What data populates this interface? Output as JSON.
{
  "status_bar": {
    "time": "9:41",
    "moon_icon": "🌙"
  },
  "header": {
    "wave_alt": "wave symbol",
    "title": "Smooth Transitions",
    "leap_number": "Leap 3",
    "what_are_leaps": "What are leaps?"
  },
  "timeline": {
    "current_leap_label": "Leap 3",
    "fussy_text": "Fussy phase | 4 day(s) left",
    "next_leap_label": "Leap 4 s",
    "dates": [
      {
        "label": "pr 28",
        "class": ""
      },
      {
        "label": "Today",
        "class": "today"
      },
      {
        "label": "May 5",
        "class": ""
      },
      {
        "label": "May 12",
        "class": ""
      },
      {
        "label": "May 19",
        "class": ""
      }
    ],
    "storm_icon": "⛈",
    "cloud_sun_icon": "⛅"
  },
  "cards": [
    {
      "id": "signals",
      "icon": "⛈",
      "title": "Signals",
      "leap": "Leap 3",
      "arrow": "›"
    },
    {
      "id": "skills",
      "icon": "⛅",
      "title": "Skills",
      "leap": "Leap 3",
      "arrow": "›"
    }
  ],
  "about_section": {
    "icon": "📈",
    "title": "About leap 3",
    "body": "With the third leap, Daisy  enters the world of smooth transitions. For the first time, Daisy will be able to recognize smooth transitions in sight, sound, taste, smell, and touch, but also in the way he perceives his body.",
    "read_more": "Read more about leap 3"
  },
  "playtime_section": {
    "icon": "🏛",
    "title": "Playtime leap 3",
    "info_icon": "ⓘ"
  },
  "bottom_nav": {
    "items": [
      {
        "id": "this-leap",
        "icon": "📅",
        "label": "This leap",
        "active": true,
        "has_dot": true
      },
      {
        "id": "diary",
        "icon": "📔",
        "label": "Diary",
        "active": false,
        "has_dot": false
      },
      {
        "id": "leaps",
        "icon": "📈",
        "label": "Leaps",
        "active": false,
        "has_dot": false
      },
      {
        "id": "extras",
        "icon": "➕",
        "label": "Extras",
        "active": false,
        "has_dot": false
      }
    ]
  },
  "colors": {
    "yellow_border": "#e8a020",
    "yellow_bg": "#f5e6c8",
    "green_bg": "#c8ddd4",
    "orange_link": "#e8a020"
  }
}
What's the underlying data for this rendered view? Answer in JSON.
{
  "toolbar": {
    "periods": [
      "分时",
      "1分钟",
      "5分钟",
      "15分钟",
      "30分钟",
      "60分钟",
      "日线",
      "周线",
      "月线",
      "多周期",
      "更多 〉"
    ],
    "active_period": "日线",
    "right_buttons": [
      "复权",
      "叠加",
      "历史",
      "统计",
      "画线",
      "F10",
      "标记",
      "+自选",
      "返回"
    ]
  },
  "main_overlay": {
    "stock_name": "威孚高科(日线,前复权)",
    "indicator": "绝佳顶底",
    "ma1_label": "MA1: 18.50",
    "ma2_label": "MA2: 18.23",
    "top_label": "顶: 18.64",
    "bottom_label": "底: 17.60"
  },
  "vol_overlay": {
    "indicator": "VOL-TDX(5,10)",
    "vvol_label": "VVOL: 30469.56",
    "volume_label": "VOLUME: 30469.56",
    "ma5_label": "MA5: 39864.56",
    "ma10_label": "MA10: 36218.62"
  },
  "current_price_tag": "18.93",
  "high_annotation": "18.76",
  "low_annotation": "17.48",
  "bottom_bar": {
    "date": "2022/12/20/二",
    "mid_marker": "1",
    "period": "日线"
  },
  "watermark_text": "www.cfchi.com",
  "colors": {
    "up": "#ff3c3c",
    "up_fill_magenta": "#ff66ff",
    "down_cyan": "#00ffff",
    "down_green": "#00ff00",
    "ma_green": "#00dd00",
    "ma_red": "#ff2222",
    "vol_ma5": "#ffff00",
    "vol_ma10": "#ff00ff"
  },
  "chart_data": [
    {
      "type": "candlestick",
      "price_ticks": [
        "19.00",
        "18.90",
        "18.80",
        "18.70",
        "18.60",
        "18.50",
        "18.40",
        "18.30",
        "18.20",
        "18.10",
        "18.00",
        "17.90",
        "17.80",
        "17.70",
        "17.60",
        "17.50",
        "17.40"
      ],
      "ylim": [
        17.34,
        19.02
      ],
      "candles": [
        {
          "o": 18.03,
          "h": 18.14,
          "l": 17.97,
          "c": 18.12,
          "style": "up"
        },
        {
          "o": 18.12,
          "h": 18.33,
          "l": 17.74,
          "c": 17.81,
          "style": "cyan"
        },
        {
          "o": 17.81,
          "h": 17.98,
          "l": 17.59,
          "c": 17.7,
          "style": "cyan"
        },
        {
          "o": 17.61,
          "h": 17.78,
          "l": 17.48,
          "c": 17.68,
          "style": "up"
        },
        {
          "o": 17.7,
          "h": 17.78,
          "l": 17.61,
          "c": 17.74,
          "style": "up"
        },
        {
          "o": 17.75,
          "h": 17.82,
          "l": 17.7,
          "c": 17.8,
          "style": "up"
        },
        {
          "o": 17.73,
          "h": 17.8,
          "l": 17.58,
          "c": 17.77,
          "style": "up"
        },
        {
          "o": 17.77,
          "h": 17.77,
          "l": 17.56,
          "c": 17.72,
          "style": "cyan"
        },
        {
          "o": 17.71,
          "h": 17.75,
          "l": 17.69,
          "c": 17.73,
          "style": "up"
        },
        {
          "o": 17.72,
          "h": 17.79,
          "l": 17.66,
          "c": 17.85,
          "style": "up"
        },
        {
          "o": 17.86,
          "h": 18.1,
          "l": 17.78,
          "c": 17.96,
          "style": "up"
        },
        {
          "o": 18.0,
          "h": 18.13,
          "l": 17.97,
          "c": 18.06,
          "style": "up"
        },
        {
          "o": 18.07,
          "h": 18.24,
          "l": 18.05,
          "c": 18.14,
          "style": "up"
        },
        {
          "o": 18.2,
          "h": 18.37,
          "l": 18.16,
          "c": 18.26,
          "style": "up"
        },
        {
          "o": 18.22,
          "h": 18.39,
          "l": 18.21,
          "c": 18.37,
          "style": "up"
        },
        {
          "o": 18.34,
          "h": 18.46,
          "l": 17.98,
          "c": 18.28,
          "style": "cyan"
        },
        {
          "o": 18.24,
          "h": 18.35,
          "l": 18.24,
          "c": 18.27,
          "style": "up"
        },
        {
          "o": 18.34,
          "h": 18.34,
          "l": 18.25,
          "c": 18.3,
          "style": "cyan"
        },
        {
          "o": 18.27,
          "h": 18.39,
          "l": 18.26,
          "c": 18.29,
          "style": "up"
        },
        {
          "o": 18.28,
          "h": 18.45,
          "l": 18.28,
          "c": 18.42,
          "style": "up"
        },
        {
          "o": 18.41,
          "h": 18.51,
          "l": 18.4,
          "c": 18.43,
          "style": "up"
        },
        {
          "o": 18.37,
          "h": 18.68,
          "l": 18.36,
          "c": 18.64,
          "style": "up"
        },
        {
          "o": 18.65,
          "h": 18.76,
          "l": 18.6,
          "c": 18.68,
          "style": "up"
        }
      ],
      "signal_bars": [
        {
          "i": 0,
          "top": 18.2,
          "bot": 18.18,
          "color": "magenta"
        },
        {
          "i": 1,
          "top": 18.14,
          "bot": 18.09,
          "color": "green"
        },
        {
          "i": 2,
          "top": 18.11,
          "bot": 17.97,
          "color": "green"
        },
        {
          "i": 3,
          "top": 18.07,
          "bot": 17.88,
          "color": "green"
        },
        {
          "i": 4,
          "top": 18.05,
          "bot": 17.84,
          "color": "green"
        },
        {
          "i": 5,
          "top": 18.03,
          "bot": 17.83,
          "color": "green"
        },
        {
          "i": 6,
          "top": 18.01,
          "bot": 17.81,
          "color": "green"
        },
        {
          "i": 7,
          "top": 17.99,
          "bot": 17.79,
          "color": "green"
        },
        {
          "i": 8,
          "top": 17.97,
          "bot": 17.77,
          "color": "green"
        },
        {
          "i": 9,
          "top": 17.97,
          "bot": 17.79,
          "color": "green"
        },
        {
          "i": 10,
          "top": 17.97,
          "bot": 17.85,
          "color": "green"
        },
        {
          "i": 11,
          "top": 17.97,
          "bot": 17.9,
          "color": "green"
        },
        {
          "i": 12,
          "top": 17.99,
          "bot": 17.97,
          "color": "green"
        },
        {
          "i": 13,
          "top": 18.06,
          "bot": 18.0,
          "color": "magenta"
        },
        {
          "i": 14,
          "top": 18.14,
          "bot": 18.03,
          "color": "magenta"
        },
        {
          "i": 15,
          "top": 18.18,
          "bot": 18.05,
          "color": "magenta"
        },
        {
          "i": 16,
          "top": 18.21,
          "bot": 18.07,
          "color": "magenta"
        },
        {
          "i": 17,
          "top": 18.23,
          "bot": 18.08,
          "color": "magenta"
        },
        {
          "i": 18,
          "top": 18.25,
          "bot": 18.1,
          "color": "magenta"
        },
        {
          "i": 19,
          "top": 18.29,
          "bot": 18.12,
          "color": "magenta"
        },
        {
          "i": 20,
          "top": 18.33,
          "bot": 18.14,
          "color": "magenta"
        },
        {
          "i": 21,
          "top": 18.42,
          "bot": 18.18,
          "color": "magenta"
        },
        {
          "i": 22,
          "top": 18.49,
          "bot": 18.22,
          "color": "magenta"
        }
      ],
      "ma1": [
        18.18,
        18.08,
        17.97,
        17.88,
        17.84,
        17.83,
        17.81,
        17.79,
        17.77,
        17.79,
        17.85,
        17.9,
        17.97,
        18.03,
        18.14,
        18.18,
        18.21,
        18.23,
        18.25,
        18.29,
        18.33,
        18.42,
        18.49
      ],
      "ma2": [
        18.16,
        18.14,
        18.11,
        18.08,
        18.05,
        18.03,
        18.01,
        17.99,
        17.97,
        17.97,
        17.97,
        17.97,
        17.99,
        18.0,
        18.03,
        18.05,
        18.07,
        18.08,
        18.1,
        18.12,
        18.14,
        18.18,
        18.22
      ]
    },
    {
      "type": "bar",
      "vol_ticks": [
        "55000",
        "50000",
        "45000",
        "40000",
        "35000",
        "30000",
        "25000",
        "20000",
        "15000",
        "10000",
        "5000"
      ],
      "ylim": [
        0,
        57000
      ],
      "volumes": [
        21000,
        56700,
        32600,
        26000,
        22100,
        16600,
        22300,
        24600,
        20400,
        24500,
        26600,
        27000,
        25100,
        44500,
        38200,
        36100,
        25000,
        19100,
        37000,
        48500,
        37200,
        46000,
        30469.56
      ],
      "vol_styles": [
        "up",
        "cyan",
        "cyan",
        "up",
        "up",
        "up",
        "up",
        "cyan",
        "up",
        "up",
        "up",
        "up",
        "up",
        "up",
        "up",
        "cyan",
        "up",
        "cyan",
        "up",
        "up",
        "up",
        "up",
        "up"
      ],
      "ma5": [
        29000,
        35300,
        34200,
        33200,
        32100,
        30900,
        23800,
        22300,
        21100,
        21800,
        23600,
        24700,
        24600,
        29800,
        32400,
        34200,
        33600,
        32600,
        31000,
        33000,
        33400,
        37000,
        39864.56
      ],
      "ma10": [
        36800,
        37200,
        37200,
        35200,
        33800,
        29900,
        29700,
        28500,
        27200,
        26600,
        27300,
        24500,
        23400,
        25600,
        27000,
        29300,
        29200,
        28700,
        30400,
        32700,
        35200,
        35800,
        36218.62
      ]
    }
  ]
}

──────────

Scan the records above for the string "indicator", then report every line that contains it.

    "indicator": "绝佳顶底",
    "indicator": "VOL-TDX(5,10)",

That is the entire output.